[Source data]
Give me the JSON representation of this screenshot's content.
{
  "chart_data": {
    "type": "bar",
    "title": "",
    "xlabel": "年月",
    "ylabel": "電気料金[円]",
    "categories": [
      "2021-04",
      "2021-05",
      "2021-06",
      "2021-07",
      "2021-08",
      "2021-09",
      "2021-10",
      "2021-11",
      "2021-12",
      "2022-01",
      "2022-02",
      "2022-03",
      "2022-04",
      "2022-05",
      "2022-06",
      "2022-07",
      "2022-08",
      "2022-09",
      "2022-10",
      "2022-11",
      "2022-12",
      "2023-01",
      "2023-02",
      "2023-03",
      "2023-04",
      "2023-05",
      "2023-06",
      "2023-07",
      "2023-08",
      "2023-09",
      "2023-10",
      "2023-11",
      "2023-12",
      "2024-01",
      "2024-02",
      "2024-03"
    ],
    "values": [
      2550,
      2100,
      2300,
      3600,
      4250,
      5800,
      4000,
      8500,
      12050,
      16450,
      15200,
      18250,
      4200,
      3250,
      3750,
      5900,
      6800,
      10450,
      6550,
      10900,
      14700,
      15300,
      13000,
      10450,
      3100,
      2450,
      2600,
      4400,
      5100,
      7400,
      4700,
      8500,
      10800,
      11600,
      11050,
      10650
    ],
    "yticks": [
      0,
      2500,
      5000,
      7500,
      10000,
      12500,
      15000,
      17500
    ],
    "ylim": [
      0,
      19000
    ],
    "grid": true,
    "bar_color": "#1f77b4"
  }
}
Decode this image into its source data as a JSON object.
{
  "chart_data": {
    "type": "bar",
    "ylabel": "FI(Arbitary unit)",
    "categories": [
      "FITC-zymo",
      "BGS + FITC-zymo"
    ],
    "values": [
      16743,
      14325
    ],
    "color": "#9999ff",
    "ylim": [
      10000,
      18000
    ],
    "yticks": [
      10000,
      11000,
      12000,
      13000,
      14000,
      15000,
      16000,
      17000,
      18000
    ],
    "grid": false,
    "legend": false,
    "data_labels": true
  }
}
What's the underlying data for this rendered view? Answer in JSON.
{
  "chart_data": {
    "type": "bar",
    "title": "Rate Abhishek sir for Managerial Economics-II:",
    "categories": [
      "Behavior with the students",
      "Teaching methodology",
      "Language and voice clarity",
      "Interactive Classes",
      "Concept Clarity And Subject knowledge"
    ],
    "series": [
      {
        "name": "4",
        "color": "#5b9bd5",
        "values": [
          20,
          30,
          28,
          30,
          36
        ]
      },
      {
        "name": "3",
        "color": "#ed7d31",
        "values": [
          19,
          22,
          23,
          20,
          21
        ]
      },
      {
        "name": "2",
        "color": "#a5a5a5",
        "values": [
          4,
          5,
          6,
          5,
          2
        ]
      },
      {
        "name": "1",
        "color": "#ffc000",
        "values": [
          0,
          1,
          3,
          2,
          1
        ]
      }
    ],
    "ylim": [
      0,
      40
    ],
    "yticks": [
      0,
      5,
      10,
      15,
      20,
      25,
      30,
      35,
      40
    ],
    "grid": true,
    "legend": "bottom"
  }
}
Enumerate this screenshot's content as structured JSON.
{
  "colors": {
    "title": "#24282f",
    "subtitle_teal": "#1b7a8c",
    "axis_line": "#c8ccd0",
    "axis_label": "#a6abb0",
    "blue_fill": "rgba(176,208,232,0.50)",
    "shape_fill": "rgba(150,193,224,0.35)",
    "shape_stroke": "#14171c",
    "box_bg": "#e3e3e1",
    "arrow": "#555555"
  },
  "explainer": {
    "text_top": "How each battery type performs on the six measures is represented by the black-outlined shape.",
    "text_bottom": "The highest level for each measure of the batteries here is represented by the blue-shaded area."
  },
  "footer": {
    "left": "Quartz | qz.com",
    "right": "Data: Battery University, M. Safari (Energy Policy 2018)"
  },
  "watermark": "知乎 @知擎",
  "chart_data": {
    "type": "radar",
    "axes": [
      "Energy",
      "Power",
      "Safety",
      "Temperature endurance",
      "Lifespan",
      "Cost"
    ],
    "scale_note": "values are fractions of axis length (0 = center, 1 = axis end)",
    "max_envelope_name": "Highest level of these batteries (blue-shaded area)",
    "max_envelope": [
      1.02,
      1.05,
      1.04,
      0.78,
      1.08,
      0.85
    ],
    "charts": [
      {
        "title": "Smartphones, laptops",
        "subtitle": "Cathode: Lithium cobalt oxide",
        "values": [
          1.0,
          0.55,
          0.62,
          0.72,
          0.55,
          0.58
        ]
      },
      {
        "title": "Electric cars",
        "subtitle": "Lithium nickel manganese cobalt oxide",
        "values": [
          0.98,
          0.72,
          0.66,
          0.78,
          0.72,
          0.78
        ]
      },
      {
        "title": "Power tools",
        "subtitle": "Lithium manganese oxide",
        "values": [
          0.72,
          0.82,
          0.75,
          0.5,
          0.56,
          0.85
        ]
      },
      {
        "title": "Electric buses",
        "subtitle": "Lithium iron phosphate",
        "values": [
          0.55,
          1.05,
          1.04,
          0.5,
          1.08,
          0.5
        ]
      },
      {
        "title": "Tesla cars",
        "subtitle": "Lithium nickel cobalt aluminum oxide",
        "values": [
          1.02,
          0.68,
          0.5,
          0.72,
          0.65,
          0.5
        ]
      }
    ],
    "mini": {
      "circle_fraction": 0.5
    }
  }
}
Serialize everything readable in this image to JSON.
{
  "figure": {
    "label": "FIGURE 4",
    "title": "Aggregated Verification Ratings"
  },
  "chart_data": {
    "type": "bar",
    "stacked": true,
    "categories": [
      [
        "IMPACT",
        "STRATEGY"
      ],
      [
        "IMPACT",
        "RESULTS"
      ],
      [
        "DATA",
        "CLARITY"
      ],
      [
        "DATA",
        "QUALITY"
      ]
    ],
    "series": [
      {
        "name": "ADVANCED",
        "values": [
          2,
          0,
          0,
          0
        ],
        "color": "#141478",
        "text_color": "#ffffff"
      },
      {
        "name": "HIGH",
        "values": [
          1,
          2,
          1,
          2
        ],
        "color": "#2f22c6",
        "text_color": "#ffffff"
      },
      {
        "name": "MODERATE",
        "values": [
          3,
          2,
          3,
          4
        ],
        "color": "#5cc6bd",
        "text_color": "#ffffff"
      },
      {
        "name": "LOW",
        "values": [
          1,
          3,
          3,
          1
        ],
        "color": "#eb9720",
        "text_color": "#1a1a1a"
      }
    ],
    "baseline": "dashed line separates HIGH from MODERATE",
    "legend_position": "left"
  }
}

TASK TO CARRY OUT: Scan the material above for the word "ylabel". Copy each line where it occurs.

COMPLETE ANSWER:
    "ylabel": "電気料金[円]",
    "ylabel": "FI(Arbitary unit)",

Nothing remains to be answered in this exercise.